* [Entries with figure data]

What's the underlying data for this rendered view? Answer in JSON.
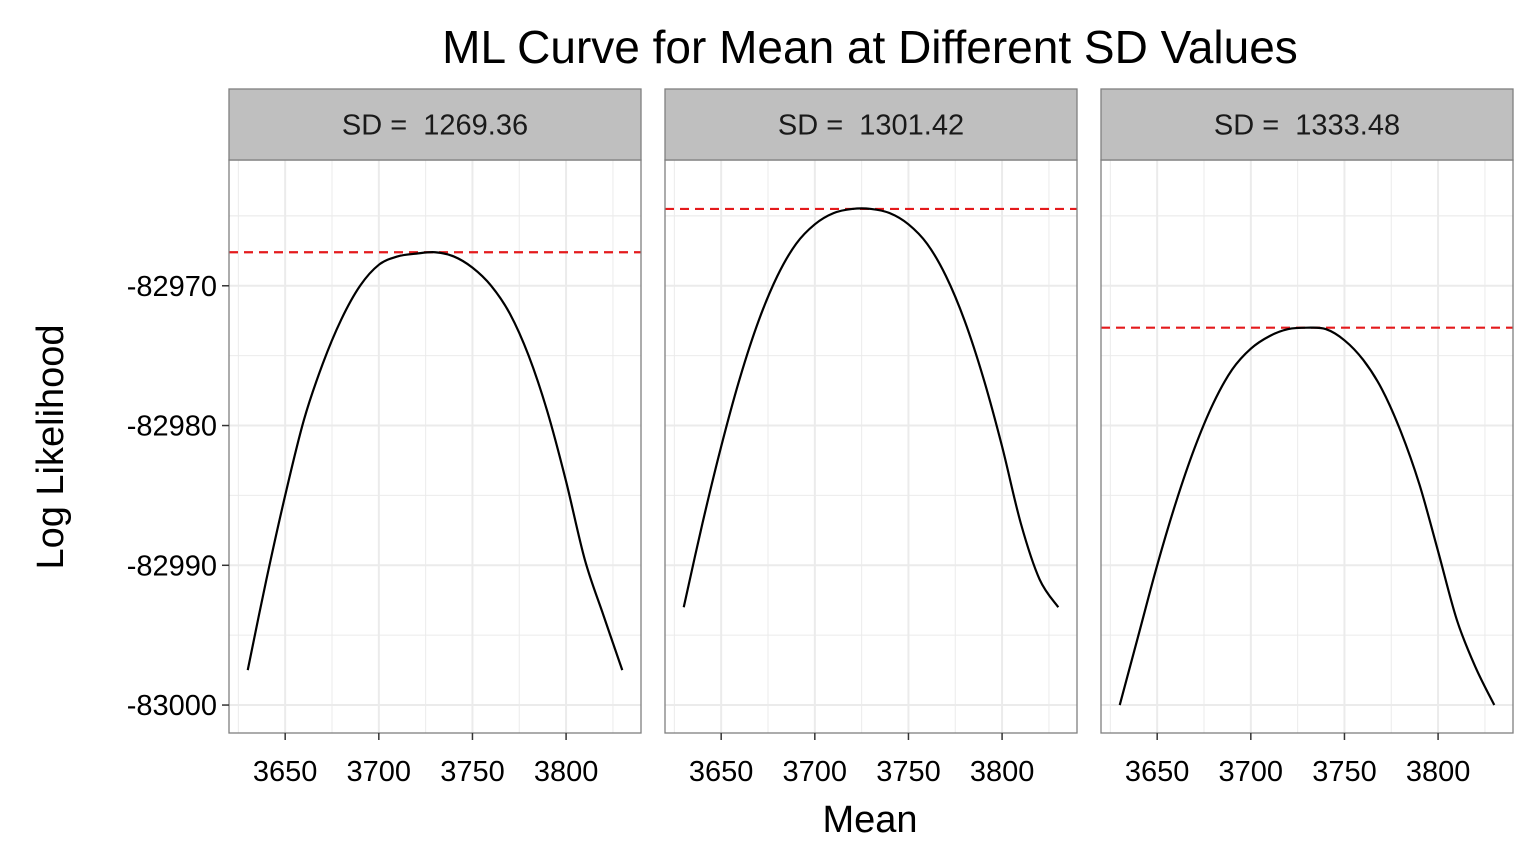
{
  "chart_data": {
    "type": "line",
    "title": "ML Curve for Mean at Different SD Values",
    "xlabel": "Mean",
    "ylabel": "Log Likelihood",
    "xlim": [
      3620,
      3840
    ],
    "ylim": [
      -83002,
      -82961
    ],
    "x_ticks": [
      3650,
      3700,
      3750,
      3800
    ],
    "y_ticks": [
      -82970,
      -82980,
      -82990,
      -83000
    ],
    "grid": true,
    "legend": "none",
    "colors": {
      "curve": "#000000",
      "reference_line": "#e41a1c",
      "strip_fill": "#bfbfbf",
      "grid": "#ebebeb",
      "border": "#7f7f7f"
    },
    "panels": [
      {
        "strip_prefix": "SD = ",
        "strip_value": "1269.36",
        "max_loglik": -82967.6,
        "series": [
          {
            "x": 3630,
            "y": -82997.5
          },
          {
            "x": 3640,
            "y": -82991.0
          },
          {
            "x": 3650,
            "y": -82985.0
          },
          {
            "x": 3660,
            "y": -82979.6
          },
          {
            "x": 3670,
            "y": -82975.6
          },
          {
            "x": 3680,
            "y": -82972.4
          },
          {
            "x": 3690,
            "y": -82970.0
          },
          {
            "x": 3700,
            "y": -82968.5
          },
          {
            "x": 3710,
            "y": -82967.9
          },
          {
            "x": 3720,
            "y": -82967.7
          },
          {
            "x": 3730,
            "y": -82967.6
          },
          {
            "x": 3740,
            "y": -82967.9
          },
          {
            "x": 3750,
            "y": -82968.7
          },
          {
            "x": 3760,
            "y": -82970.0
          },
          {
            "x": 3770,
            "y": -82972.0
          },
          {
            "x": 3780,
            "y": -82975.0
          },
          {
            "x": 3790,
            "y": -82979.0
          },
          {
            "x": 3800,
            "y": -82984.0
          },
          {
            "x": 3810,
            "y": -82989.6
          },
          {
            "x": 3820,
            "y": -82993.6
          },
          {
            "x": 3830,
            "y": -82997.5
          }
        ]
      },
      {
        "strip_prefix": "SD = ",
        "strip_value": "1301.42",
        "max_loglik": -82964.5,
        "series": [
          {
            "x": 3630,
            "y": -82993.0
          },
          {
            "x": 3640,
            "y": -82987.0
          },
          {
            "x": 3650,
            "y": -82981.5
          },
          {
            "x": 3660,
            "y": -82976.6
          },
          {
            "x": 3670,
            "y": -82972.5
          },
          {
            "x": 3680,
            "y": -82969.3
          },
          {
            "x": 3690,
            "y": -82967.0
          },
          {
            "x": 3700,
            "y": -82965.6
          },
          {
            "x": 3710,
            "y": -82964.8
          },
          {
            "x": 3720,
            "y": -82964.5
          },
          {
            "x": 3730,
            "y": -82964.5
          },
          {
            "x": 3740,
            "y": -82964.8
          },
          {
            "x": 3750,
            "y": -82965.6
          },
          {
            "x": 3760,
            "y": -82967.0
          },
          {
            "x": 3770,
            "y": -82969.3
          },
          {
            "x": 3780,
            "y": -82972.5
          },
          {
            "x": 3790,
            "y": -82976.6
          },
          {
            "x": 3800,
            "y": -82981.5
          },
          {
            "x": 3810,
            "y": -82987.0
          },
          {
            "x": 3820,
            "y": -82991.0
          },
          {
            "x": 3830,
            "y": -82993.0
          }
        ]
      },
      {
        "strip_prefix": "SD = ",
        "strip_value": "1333.48",
        "max_loglik": -82973.0,
        "series": [
          {
            "x": 3630,
            "y": -83000.0
          },
          {
            "x": 3640,
            "y": -82995.0
          },
          {
            "x": 3650,
            "y": -82990.0
          },
          {
            "x": 3660,
            "y": -82985.5
          },
          {
            "x": 3670,
            "y": -82981.6
          },
          {
            "x": 3680,
            "y": -82978.4
          },
          {
            "x": 3690,
            "y": -82976.0
          },
          {
            "x": 3700,
            "y": -82974.5
          },
          {
            "x": 3710,
            "y": -82973.6
          },
          {
            "x": 3720,
            "y": -82973.1
          },
          {
            "x": 3730,
            "y": -82973.0
          },
          {
            "x": 3740,
            "y": -82973.1
          },
          {
            "x": 3750,
            "y": -82973.9
          },
          {
            "x": 3760,
            "y": -82975.3
          },
          {
            "x": 3770,
            "y": -82977.4
          },
          {
            "x": 3780,
            "y": -82980.4
          },
          {
            "x": 3790,
            "y": -82984.2
          },
          {
            "x": 3800,
            "y": -82989.0
          },
          {
            "x": 3810,
            "y": -82993.9
          },
          {
            "x": 3820,
            "y": -82997.3
          },
          {
            "x": 3830,
            "y": -83000.0
          }
        ]
      }
    ]
  }
}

* [GOAL]
Output every entry word for word, but omit the pictures.

* [SOLUTION TO THIS TASK]
What's the underlying data for this rendered view? Answer in JSON.
{
  "chart_data": {
    "type": "line",
    "title": "ML Curve for Mean at Different SD Values",
    "xlabel": "Mean",
    "ylabel": "Log Likelihood",
    "xlim": [
      3620,
      3840
    ],
    "ylim": [
      -83002,
      -82961
    ],
    "x_ticks": [
      3650,
      3700,
      3750,
      3800
    ],
    "y_ticks": [
      -82970,
      -82980,
      -82990,
      -83000
    ],
    "grid": true,
    "legend": "none",
    "colors": {
      "curve": "#000000",
      "reference_line": "#e41a1c",
      "strip_fill": "#bfbfbf",
      "grid": "#ebebeb",
      "border": "#7f7f7f"
    },
    "panels": [
      {
        "strip_prefix": "SD = ",
        "strip_value": "1269.36",
        "max_loglik": -82967.6,
        "series": [
          {
            "x": 3630,
            "y": -82997.5
          },
          {
            "x": 3640,
            "y": -82991.0
          },
          {
            "x": 3650,
            "y": -82985.0
          },
          {
            "x": 3660,
            "y": -82979.6
          },
          {
            "x": 3670,
            "y": -82975.6
          },
          {
            "x": 3680,
            "y": -82972.4
          },
          {
            "x": 3690,
            "y": -82970.0
          },
          {
            "x": 3700,
            "y": -82968.5
          },
          {
            "x": 3710,
            "y": -82967.9
          },
          {
            "x": 3720,
            "y": -82967.7
          },
          {
            "x": 3730,
            "y": -82967.6
          },
          {
            "x": 3740,
            "y": -82967.9
          },
          {
            "x": 3750,
            "y": -82968.7
          },
          {
            "x": 3760,
            "y": -82970.0
          },
          {
            "x": 3770,
            "y": -82972.0
          },
          {
            "x": 3780,
            "y": -82975.0
          },
          {
            "x": 3790,
            "y": -82979.0
          },
          {
            "x": 3800,
            "y": -82984.0
          },
          {
            "x": 3810,
            "y": -82989.6
          },
          {
            "x": 3820,
            "y": -82993.6
          },
          {
            "x": 3830,
            "y": -82997.5
          }
        ]
      },
      {
        "strip_prefix": "SD = ",
        "strip_value": "1301.42",
        "max_loglik": -82964.5,
        "series": [
          {
            "x": 3630,
            "y": -82993.0
          },
          {
            "x": 3640,
            "y": -82987.0
          },
          {
            "x": 3650,
            "y": -82981.5
          },
          {
            "x": 3660,
            "y": -82976.6
          },
          {
            "x": 3670,
            "y": -82972.5
          },
          {
            "x": 3680,
            "y": -82969.3
          },
          {
            "x": 3690,
            "y": -82967.0
          },
          {
            "x": 3700,
            "y": -82965.6
          },
          {
            "x": 3710,
            "y": -82964.8
          },
          {
            "x": 3720,
            "y": -82964.5
          },
          {
            "x": 3730,
            "y": -82964.5
          },
          {
            "x": 3740,
            "y": -82964.8
          },
          {
            "x": 3750,
            "y": -82965.6
          },
          {
            "x": 3760,
            "y": -82967.0
          },
          {
            "x": 3770,
            "y": -82969.3
          },
          {
            "x": 3780,
            "y": -82972.5
          },
          {
            "x": 3790,
            "y": -82976.6
          },
          {
            "x": 3800,
            "y": -82981.5
          },
          {
            "x": 3810,
            "y": -82987.0
          },
          {
            "x": 3820,
            "y": -82991.0
          },
          {
            "x": 3830,
            "y": -82993.0
          }
        ]
      },
      {
        "strip_prefix": "SD = ",
        "strip_value": "1333.48",
        "max_loglik": -82973.0,
        "series": [
          {
            "x": 3630,
            "y": -83000.0
          },
          {
            "x": 3640,
            "y": -82995.0
          },
          {
            "x": 3650,
            "y": -82990.0
          },
          {
            "x": 3660,
            "y": -82985.5
          },
          {
            "x": 3670,
            "y": -82981.6
          },
          {
            "x": 3680,
            "y": -82978.4
          },
          {
            "x": 3690,
            "y": -82976.0
          },
          {
            "x": 3700,
            "y": -82974.5
          },
          {
            "x": 3710,
            "y": -82973.6
          },
          {
            "x": 3720,
            "y": -82973.1
          },
          {
            "x": 3730,
            "y": -82973.0
          },
          {
            "x": 3740,
            "y": -82973.1
          },
          {
            "x": 3750,
            "y": -82973.9
          },
          {
            "x": 3760,
            "y": -82975.3
          },
          {
            "x": 3770,
            "y": -82977.4
          },
          {
            "x": 3780,
            "y": -82980.4
          },
          {
            "x": 3790,
            "y": -82984.2
          },
          {
            "x": 3800,
            "y": -82989.0
          },
          {
            "x": 3810,
            "y": -82993.9
          },
          {
            "x": 3820,
            "y": -82997.3
          },
          {
            "x": 3830,
            "y": -83000.0
          }
        ]
      }
    ]
  }
}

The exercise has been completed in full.